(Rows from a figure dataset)
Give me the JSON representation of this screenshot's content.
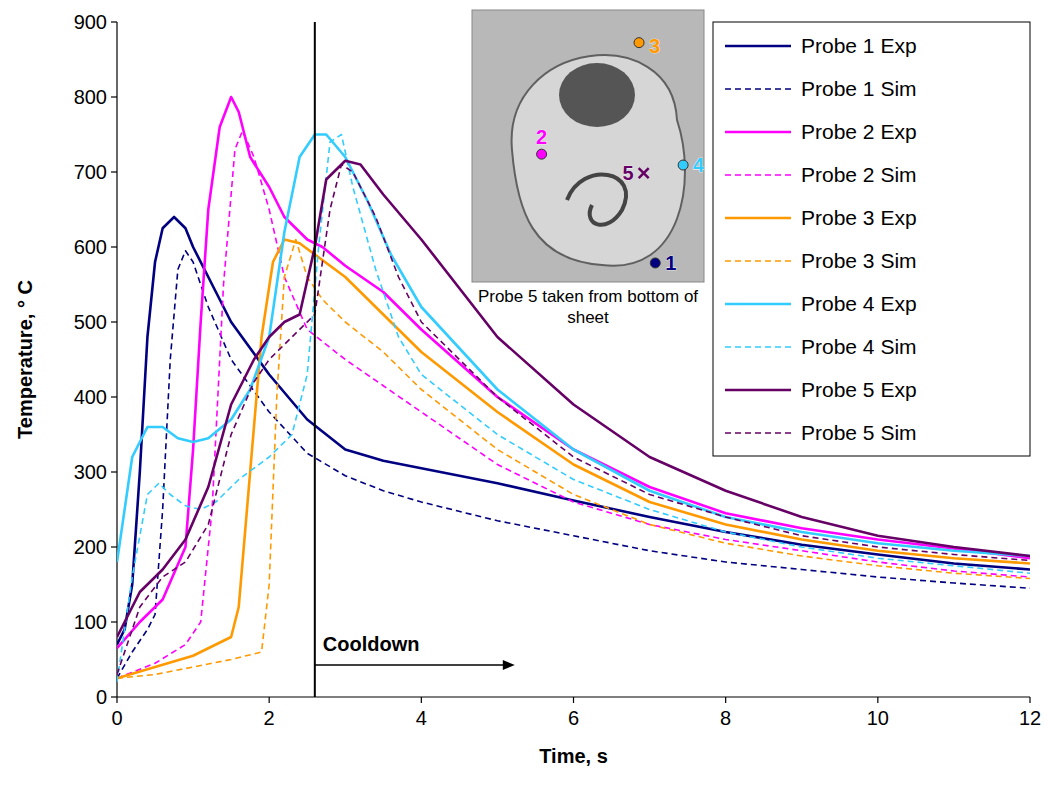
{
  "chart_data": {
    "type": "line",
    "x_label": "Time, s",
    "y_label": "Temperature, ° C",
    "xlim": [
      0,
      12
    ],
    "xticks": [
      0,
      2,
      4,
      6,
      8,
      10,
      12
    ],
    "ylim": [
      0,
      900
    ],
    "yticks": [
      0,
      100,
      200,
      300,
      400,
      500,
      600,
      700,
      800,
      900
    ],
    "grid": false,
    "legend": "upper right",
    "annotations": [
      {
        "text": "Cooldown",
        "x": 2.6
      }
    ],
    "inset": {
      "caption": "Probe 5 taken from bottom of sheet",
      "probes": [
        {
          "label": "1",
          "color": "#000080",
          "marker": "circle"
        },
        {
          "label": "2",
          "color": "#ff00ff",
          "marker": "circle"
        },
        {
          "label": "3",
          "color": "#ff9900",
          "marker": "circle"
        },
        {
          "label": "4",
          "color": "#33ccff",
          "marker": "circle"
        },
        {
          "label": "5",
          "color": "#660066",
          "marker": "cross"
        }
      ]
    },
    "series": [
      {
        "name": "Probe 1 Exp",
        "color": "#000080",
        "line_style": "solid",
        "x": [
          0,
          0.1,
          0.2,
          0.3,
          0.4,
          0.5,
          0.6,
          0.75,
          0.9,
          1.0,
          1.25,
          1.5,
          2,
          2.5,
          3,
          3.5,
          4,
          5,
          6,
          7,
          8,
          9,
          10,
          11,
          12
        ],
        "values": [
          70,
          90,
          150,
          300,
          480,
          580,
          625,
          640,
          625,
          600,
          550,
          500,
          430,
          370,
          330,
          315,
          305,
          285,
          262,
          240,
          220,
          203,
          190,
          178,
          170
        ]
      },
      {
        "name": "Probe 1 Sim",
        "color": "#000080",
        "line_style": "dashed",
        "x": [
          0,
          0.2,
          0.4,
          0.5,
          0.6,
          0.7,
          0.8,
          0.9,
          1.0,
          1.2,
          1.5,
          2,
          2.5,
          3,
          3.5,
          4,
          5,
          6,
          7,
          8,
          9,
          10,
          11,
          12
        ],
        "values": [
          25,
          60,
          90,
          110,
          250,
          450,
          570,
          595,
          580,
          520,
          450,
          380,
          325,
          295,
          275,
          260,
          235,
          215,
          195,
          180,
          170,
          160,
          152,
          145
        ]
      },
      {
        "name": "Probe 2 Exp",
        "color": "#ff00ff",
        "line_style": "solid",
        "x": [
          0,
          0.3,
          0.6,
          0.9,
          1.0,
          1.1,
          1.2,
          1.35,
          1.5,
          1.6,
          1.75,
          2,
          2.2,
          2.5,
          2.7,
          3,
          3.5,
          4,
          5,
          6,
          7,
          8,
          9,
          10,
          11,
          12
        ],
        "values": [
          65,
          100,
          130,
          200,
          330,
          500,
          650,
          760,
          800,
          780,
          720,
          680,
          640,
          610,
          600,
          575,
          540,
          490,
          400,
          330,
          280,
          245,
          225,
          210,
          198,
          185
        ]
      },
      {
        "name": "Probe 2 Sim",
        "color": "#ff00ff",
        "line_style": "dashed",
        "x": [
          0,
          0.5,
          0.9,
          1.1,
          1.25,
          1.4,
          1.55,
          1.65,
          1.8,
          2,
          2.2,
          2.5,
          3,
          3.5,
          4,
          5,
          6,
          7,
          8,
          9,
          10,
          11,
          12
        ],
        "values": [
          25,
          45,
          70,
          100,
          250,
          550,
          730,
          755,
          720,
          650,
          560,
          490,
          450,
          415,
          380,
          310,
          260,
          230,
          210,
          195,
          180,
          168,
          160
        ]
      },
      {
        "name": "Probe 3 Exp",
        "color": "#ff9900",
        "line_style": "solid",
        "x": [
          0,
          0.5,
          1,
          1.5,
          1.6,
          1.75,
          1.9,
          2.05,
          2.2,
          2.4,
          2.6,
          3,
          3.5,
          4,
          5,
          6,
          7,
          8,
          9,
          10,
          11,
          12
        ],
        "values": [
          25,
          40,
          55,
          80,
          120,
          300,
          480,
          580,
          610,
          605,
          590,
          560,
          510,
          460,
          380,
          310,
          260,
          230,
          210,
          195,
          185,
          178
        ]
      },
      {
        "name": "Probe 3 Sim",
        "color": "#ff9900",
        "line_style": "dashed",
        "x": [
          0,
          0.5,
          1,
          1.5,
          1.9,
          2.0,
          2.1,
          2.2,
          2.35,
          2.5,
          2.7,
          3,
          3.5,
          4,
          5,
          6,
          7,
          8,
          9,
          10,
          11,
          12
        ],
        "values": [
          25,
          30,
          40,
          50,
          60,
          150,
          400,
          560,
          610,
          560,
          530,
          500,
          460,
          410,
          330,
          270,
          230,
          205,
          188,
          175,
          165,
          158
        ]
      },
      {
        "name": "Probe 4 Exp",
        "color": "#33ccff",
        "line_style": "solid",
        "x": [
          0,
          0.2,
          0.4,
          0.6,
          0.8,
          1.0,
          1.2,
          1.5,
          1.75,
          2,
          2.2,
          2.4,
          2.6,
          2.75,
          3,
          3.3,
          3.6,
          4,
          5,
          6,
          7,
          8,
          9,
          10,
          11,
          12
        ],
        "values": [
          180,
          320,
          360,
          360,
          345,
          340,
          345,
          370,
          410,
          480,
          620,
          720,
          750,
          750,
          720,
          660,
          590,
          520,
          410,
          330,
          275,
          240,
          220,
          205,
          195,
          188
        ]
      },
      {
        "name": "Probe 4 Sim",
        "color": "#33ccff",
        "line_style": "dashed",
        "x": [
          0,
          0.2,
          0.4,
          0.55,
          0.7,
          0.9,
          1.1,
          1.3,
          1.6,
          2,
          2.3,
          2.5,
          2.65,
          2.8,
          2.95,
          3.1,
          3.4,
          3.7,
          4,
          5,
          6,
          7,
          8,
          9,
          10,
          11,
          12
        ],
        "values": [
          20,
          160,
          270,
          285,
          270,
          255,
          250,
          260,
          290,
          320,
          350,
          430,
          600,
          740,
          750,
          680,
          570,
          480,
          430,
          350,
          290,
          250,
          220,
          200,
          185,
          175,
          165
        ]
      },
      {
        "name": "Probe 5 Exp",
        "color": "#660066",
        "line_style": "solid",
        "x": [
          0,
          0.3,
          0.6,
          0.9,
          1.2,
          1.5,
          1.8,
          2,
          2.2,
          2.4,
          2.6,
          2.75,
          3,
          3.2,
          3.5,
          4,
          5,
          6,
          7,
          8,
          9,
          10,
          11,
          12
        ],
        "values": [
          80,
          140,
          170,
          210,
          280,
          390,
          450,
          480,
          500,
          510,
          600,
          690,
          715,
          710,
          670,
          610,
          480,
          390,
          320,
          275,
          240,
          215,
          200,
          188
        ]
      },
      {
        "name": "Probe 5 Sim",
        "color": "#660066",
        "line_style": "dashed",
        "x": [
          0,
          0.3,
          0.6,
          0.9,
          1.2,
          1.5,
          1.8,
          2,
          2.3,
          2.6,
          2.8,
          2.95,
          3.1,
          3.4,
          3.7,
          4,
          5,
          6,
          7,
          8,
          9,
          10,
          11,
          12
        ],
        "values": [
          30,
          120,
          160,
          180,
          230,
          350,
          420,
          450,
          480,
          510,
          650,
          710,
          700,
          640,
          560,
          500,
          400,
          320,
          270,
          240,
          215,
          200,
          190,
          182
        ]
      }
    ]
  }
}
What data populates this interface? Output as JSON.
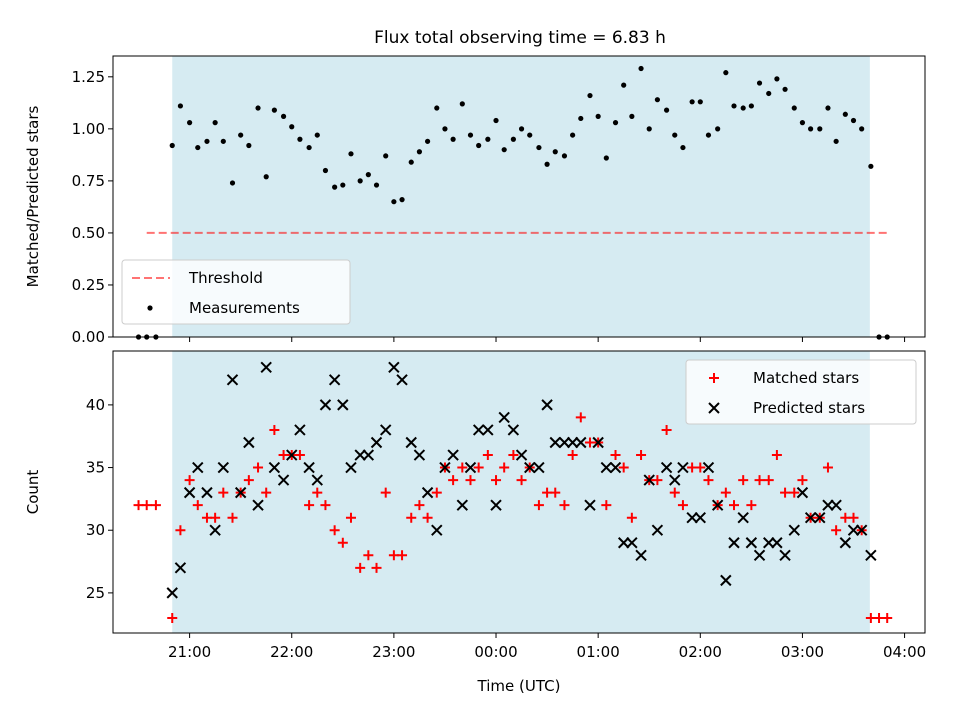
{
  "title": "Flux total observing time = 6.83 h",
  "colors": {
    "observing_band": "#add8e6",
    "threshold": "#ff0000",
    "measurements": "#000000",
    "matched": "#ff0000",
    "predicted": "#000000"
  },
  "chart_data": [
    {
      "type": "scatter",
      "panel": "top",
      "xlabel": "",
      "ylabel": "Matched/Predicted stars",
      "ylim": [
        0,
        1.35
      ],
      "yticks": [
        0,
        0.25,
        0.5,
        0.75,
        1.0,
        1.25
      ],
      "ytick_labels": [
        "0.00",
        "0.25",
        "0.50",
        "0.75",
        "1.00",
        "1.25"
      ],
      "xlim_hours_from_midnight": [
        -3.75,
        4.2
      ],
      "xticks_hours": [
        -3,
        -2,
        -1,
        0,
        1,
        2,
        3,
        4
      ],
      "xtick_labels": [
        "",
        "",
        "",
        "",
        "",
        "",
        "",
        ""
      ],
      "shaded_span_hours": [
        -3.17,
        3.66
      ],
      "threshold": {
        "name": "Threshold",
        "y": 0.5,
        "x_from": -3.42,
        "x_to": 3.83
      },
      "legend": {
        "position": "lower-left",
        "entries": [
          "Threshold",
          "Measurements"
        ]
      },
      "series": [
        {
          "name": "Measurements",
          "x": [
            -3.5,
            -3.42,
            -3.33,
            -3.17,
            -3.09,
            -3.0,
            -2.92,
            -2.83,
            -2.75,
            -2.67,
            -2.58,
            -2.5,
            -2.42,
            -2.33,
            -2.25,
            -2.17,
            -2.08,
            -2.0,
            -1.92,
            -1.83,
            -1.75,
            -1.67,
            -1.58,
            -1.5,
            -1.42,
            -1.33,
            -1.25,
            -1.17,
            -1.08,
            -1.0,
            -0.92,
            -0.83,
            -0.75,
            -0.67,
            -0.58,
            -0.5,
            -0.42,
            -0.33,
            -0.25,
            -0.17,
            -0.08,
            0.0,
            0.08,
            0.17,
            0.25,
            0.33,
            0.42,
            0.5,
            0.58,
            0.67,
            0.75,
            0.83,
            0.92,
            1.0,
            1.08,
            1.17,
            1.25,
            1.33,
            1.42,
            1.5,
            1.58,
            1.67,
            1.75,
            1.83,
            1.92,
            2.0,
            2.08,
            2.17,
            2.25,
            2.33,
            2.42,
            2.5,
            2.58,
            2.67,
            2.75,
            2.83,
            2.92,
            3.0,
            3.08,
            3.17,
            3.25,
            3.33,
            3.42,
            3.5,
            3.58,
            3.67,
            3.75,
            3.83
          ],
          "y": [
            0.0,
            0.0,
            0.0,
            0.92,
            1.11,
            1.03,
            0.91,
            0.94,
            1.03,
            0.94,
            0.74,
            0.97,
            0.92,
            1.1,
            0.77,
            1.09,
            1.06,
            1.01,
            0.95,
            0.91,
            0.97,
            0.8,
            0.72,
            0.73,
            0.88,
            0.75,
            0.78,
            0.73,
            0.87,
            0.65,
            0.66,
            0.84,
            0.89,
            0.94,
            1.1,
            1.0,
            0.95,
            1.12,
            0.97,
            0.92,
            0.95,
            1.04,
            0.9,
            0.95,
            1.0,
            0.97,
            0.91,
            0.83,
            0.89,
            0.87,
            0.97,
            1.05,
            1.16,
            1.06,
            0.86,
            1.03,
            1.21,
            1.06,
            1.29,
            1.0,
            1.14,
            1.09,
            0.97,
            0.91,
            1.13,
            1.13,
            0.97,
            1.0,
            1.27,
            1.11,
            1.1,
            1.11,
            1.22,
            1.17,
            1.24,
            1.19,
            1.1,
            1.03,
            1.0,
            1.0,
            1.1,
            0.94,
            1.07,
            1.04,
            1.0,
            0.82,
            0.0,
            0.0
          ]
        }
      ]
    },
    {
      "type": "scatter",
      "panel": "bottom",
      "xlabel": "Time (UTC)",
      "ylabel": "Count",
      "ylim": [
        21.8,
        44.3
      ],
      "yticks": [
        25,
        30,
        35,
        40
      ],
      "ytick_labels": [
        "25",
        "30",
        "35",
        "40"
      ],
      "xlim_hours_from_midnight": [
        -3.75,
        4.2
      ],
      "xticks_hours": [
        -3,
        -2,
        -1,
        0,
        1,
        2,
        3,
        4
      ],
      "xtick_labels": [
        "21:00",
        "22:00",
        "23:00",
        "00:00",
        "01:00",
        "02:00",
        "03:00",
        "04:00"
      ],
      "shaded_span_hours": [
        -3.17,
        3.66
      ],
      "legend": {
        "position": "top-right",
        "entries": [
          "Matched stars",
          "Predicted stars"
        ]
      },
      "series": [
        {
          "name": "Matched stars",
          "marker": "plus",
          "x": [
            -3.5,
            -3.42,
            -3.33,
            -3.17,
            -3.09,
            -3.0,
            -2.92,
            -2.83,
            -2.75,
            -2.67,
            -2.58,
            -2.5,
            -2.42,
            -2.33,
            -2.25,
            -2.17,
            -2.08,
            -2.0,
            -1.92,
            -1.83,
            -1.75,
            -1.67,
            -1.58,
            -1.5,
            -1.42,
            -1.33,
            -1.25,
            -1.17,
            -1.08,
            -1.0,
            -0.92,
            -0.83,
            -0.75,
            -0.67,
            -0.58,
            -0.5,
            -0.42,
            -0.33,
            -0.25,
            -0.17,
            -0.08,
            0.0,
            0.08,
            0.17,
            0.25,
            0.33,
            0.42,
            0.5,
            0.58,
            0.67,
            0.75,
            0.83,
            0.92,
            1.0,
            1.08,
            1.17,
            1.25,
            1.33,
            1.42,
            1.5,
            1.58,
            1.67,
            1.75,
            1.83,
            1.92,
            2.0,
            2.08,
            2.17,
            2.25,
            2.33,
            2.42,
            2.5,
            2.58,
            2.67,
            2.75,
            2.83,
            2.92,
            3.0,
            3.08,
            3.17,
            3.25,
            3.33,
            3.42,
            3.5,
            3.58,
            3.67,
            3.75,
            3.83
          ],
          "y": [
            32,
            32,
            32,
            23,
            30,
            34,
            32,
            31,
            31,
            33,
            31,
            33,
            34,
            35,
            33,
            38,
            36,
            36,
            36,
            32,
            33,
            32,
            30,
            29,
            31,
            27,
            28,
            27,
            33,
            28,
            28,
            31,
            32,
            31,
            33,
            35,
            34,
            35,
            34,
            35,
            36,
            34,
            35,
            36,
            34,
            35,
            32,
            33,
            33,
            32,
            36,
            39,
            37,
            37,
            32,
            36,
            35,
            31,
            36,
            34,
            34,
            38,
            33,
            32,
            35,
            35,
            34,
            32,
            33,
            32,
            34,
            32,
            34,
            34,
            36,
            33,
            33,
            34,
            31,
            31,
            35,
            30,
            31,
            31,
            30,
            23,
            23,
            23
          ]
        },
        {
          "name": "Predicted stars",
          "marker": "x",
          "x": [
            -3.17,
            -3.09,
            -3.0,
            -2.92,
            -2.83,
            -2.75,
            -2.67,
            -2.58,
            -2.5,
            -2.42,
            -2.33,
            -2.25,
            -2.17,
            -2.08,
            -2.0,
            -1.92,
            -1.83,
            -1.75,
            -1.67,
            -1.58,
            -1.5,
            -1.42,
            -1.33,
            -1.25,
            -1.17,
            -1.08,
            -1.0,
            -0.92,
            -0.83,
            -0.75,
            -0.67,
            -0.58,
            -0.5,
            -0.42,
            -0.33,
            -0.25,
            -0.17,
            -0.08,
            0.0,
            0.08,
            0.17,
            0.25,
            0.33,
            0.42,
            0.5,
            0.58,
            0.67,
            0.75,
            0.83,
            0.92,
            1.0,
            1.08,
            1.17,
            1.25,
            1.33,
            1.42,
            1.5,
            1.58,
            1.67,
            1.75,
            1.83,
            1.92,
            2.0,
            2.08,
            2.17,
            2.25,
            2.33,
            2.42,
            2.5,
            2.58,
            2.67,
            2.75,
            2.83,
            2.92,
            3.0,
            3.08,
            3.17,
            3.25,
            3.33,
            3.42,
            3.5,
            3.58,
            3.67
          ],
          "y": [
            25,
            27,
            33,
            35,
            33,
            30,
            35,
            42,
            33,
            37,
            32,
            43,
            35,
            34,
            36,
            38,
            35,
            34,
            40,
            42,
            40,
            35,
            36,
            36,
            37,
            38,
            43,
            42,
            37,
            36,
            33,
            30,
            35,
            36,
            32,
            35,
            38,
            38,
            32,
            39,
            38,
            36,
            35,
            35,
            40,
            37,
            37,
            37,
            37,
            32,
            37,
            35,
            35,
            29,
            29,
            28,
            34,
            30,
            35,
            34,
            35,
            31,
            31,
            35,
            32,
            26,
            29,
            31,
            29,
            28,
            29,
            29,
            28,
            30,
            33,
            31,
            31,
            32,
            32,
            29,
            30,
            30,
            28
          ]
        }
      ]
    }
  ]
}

→ **TASK**
From the entries above, extract each line containing "this".

→ **ANSWER TO THE TASK**
Give me the JSON representation of this screenshot's content.
What data populates this interface? Output as JSON.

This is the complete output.